### SOURCE EXTRACT
As opposition to austerity politics as strengthened, consolidated in recent months by the election of François Hollande in France and the inconclusive Greek elections, Eurobonds have come back onto the agenda. The term is used by Hollande as a rallying cry and as a measure of his success in Europe: if he is able to get the topic onto the EU agenda, he will have won his battle of wills with Merkel. Ever supportive of measures that may increase its own powers, the European Commission supports Eurobonds, as do leaders such as Mario Monti in Italy.

The more technical discussion about the exact modalities of any Eurobond issue asides, there are two major problems with this idea. The first is that as a solution to the Eurozone’s economic crisis, Eurobonds essentially rest upon the idea that borrowing more money can help Europe grow out of its current recessionary state. Given the performance of this particular growth model, that seems unlikely. As already argued on The Current Moment, Europe faces an impasse on growth: stuck between Hollande’s European neo-Keynesianism and Merkel’s insistence on national supply-side reforms, there are few alternatives to these two positions, neither of which inspire confidence.

The second problem is that Eurobonds present us with a direct clash between technocratic rationale and political reality. From the technocrat’s perspective, Eurobonds appear as a sensible solution to a thorny problem. Politically, they run against almost all the trends in place today in Europe. They would imply wealth transfers across national boundaries, something that is firmly resisted by national publics who would be expected to pay more. They would require considerable institutional strengthening at the European level in order to put in place the mechanisms needed to make decisions about how Eurobonds should be issued and how the funds raised should then be distributed. This comes at a time when the EU, according a recent Pew poll, is experiencing a “full blown crisis of public confidence” (see here for an overview of the poll).

### SOURCE DATA
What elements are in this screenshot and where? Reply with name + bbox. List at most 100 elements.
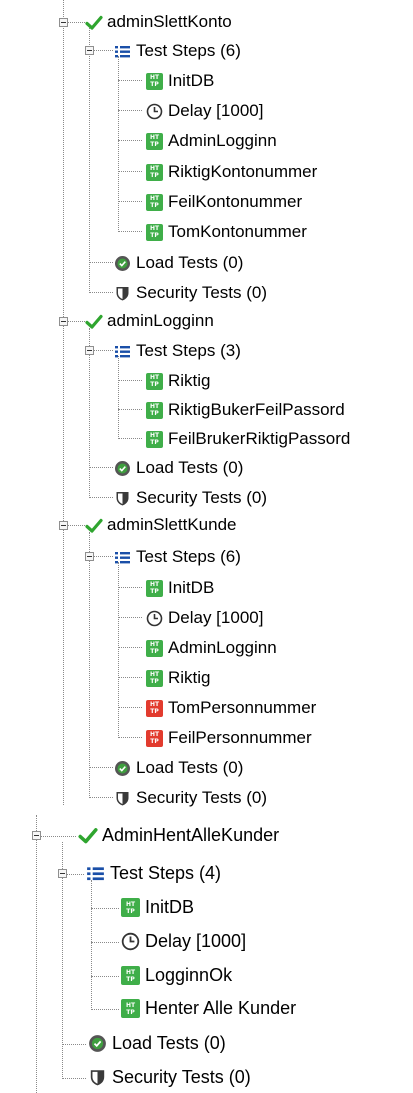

### WHAT IS REQUIRED
Reproduce the entire passage on Eurobonds word for word.

### FINAL RESULT
As opposition to austerity politics as strengthened, consolidated in recent months by the election of François Hollande in France and the inconclusive Greek elections, Eurobonds have come back onto the agenda. The term is used by Hollande as a rallying cry and as a measure of his success in Europe: if he is able to get the topic onto the EU agenda, he will have won his battle of wills with Merkel. Ever supportive of measures that may increase its own powers, the European Commission supports Eurobonds, as do leaders such as Mario Monti in Italy.

The more technical discussion about the exact modalities of any Eurobond issue asides, there are two major problems with this idea. The first is that as a solution to the Eurozone’s economic crisis, Eurobonds essentially rest upon the idea that borrowing more money can help Europe grow out of its current recessionary state. Given the performance of this particular growth model, that seems unlikely. As already argued on The Current Moment, Europe faces an impasse on growth: stuck between Hollande’s European neo-Keynesianism and Merkel’s insistence on national supply-side reforms, there are few alternatives to these two positions, neither of which inspire confidence.

The second problem is that Eurobonds present us with a direct clash between technocratic rationale and political reality. From the technocrat’s perspective, Eurobonds appear as a sensible solution to a thorny problem. Politically, they run against almost all the trends in place today in Europe. They would imply wealth transfers across national boundaries, something that is firmly resisted by national publics who would be expected to pay more. They would require considerable institutional strengthening at the European level in order to put in place the mechanisms needed to make decisions about how Eurobonds should be issued and how the funds raised should then be distributed. This comes at a time when the EU, according a recent Pew poll, is experiencing a “full blown crisis of public confidence” (see here for an overview of the poll).